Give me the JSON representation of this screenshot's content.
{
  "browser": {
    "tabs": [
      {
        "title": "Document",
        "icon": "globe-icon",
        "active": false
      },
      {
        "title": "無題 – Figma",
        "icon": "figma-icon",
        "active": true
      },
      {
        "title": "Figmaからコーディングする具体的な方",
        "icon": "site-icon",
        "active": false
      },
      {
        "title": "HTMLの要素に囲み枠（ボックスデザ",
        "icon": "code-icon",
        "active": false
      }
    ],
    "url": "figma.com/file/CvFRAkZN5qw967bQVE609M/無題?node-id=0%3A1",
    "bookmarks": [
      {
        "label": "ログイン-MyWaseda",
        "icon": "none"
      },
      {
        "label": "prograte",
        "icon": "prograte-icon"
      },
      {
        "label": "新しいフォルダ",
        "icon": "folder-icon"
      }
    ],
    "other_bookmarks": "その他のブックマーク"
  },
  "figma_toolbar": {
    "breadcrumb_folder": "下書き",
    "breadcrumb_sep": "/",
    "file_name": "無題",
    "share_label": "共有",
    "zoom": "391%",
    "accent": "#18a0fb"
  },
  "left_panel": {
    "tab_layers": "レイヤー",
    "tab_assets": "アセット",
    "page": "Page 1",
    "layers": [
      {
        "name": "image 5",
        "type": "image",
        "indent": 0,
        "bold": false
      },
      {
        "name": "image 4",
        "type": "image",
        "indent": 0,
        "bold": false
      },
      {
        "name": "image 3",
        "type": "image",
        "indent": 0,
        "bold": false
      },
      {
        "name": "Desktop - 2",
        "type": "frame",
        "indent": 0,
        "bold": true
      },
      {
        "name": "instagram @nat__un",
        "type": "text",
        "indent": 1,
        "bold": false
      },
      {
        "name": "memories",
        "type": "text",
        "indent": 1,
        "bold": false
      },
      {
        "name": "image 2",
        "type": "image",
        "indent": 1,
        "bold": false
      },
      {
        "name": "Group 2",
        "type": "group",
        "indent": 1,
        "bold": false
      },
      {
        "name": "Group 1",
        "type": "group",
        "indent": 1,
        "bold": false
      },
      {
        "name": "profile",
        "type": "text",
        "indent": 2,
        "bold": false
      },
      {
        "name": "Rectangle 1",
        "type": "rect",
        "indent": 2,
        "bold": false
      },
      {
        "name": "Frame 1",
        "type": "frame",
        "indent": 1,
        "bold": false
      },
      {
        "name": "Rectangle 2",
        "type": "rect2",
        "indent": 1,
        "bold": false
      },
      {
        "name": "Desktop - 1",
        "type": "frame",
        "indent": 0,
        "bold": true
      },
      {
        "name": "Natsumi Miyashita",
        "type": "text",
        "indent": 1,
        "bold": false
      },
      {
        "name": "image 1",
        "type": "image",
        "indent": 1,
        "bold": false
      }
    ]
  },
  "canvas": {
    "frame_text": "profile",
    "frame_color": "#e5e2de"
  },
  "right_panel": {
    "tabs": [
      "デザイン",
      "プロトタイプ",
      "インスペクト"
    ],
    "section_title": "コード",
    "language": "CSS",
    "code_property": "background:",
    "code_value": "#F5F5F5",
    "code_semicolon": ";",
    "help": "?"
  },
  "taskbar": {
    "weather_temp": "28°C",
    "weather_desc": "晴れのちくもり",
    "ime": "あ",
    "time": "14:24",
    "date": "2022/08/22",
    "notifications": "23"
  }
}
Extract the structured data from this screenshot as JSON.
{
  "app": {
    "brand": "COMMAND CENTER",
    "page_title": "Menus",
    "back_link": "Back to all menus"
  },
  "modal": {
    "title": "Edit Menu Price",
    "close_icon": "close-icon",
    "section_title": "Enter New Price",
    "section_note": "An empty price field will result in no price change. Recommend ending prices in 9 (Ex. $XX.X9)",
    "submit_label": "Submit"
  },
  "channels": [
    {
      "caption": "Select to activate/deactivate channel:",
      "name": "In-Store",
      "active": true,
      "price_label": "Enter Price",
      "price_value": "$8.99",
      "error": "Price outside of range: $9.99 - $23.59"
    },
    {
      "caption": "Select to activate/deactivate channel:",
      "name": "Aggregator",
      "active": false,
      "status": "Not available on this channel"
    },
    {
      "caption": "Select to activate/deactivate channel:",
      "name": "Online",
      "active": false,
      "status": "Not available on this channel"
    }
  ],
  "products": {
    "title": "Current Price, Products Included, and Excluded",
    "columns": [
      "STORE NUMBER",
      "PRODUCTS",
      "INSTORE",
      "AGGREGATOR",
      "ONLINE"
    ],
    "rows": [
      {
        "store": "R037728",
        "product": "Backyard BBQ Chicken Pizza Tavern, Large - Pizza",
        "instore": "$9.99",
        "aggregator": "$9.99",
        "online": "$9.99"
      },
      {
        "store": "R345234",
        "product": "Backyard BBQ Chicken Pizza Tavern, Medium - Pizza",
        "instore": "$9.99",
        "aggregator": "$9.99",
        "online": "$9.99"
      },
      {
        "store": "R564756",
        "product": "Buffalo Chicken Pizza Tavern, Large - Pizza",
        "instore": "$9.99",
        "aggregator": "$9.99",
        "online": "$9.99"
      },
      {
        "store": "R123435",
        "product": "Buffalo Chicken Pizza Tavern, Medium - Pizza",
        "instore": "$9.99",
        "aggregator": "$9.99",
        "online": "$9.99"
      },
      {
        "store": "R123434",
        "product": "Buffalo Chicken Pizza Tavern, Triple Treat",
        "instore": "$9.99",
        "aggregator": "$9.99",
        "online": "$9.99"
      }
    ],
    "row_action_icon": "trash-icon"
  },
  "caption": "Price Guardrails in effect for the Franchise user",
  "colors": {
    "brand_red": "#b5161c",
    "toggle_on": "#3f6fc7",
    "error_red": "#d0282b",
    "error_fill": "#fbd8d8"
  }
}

------------------------

● Work to do: In the listing, find every line containing the word "JSON" and list it.

● The solution:
Give me the JSON representation of this screenshot's content.
Extract the structured data from this screenshot as JSON.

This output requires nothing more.